* begin *

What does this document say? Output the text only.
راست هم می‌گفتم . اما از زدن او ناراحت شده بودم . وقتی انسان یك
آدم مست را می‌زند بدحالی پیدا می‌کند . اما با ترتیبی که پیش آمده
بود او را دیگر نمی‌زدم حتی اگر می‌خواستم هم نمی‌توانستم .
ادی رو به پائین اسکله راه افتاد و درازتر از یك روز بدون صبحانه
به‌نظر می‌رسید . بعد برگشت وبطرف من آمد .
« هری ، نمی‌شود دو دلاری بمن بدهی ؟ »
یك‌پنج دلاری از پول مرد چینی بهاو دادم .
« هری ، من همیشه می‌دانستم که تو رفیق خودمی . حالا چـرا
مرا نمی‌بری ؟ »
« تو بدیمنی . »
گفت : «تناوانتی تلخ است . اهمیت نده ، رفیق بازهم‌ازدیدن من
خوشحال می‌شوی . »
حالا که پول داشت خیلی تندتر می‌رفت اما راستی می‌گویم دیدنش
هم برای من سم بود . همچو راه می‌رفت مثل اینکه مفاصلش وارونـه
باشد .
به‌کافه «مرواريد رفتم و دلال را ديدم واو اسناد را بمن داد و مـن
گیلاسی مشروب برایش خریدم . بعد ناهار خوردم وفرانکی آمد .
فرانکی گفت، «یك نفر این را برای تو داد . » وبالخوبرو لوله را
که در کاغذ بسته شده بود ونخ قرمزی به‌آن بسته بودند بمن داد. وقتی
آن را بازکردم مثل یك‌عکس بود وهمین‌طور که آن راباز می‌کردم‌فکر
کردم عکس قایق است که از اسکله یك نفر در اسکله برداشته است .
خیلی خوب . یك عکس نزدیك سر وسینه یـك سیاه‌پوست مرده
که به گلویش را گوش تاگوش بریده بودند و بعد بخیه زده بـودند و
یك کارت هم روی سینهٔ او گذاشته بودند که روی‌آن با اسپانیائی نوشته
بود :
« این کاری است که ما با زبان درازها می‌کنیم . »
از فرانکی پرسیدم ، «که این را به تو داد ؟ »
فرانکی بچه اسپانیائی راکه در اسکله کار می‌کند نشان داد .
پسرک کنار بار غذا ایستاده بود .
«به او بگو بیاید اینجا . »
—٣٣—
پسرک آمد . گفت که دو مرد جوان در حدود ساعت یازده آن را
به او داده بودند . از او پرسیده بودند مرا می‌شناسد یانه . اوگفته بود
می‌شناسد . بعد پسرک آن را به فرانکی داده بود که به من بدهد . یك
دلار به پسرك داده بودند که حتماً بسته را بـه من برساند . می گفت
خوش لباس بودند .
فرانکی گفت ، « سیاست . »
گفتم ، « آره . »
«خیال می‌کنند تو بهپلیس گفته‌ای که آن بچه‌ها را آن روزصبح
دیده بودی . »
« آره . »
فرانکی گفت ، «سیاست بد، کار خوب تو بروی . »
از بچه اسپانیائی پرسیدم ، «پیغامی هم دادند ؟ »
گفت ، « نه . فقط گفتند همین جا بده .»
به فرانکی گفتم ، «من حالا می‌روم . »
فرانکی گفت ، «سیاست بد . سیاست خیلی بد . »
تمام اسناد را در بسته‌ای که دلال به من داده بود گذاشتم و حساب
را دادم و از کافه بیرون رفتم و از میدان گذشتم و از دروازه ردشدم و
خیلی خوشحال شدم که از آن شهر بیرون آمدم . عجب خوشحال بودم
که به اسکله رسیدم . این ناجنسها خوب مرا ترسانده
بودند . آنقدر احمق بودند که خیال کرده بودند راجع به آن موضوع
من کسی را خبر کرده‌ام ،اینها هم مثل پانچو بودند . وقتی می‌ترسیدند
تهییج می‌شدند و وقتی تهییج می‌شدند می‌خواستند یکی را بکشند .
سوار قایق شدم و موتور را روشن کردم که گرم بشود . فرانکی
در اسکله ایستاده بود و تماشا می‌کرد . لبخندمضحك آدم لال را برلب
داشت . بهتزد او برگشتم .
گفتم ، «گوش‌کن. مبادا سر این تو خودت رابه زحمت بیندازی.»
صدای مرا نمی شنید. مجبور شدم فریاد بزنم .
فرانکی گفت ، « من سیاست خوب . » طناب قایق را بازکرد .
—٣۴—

* end *

◆ **Stated goal**: Take the entries above and transcribe them exactly.

◆ **Complete output**:
What does this document say? Output the text only.
راست هم می‌گفتم . اما از زدن او ناراحت شده بودم . وقتی انسان یك
آدم مست را می‌زند بدحالی پیدا می‌کند . اما با ترتیبی که پیش آمده
بود او را دیگر نمی‌زدم حتی اگر می‌خواستم هم نمی‌توانستم .
ادی رو به پائین اسکله راه افتاد و درازتر از یك روز بدون صبحانه
به‌نظر می‌رسید . بعد برگشت وبطرف من آمد .
« هری ، نمی‌شود دو دلاری بمن بدهی ؟ »
یك‌پنج دلاری از پول مرد چینی بهاو دادم .
« هری ، من همیشه می‌دانستم که تو رفیق خودمی . حالا چـرا
مرا نمی‌بری ؟ »
« تو بدیمنی . »
گفت : «تناوانتی تلخ است . اهمیت نده ، رفیق بازهم‌ازدیدن من
خوشحال می‌شوی . »
حالا که پول داشت خیلی تندتر می‌رفت اما راستی می‌گویم دیدنش
هم برای من سم بود . همچو راه می‌رفت مثل اینکه مفاصلش وارونـه
باشد .
به‌کافه «مرواريد رفتم و دلال را ديدم واو اسناد را بمن داد و مـن
گیلاسی مشروب برایش خریدم . بعد ناهار خوردم وفرانکی آمد .
فرانکی گفت، «یك نفر این را برای تو داد . » وبالخوبرو لوله را
که در کاغذ بسته شده بود ونخ قرمزی به‌آن بسته بودند بمن داد. وقتی
آن را بازکردم مثل یك‌عکس بود وهمین‌طور که آن راباز می‌کردم‌فکر
کردم عکس قایق است که از اسکله یك نفر در اسکله برداشته است .
خیلی خوب . یك عکس نزدیك سر وسینه یـك سیاه‌پوست مرده
که به گلویش را گوش تاگوش بریده بودند و بعد بخیه زده بـودند و
یك کارت هم روی سینهٔ او گذاشته بودند که روی‌آن با اسپانیائی نوشته
بود :
« این کاری است که ما با زبان درازها می‌کنیم . »
از فرانکی پرسیدم ، «که این را به تو داد ؟ »
فرانکی بچه اسپانیائی راکه در اسکله کار می‌کند نشان داد .
پسرک کنار بار غذا ایستاده بود .
«به او بگو بیاید اینجا . »
—٣٣—
پسرک آمد . گفت که دو مرد جوان در حدود ساعت یازده آن را
به او داده بودند . از او پرسیده بودند مرا می‌شناسد یانه . اوگفته بود
می‌شناسد . بعد پسرک آن را به فرانکی داده بود که به من بدهد . یك
دلار به پسرك داده بودند که حتماً بسته را بـه من برساند . می گفت
خوش لباس بودند .
فرانکی گفت ، « سیاست . »
گفتم ، « آره . »
«خیال می‌کنند تو بهپلیس گفته‌ای که آن بچه‌ها را آن روزصبح
دیده بودی . »
« آره . »
فرانکی گفت ، «سیاست بد، کار خوب تو بروی . »
از بچه اسپانیائی پرسیدم ، «پیغامی هم دادند ؟ »
گفت ، « نه . فقط گفتند همین جا بده .»
به فرانکی گفتم ، «من حالا می‌روم . »
فرانکی گفت ، «سیاست بد . سیاست خیلی بد . »
تمام اسناد را در بسته‌ای که دلال به من داده بود گذاشتم و حساب
را دادم و از کافه بیرون رفتم و از میدان گذشتم و از دروازه ردشدم و
خیلی خوشحال شدم که از آن شهر بیرون آمدم . عجب خوشحال بودم
که به اسکله رسیدم . این ناجنسها خوب مرا ترسانده
بودند . آنقدر احمق بودند که خیال کرده بودند راجع به آن موضوع
من کسی را خبر کرده‌ام ،اینها هم مثل پانچو بودند . وقتی می‌ترسیدند
تهییج می‌شدند و وقتی تهییج می‌شدند می‌خواستند یکی را بکشند .
سوار قایق شدم و موتور را روشن کردم که گرم بشود . فرانکی
در اسکله ایستاده بود و تماشا می‌کرد . لبخندمضحك آدم لال را برلب
داشت . بهتزد او برگشتم .
گفتم ، «گوش‌کن. مبادا سر این تو خودت رابه زحمت بیندازی.»
صدای مرا نمی شنید. مجبور شدم فریاد بزنم .
فرانکی گفت ، « من سیاست خوب . » طناب قایق را بازکرد .
—٣۴—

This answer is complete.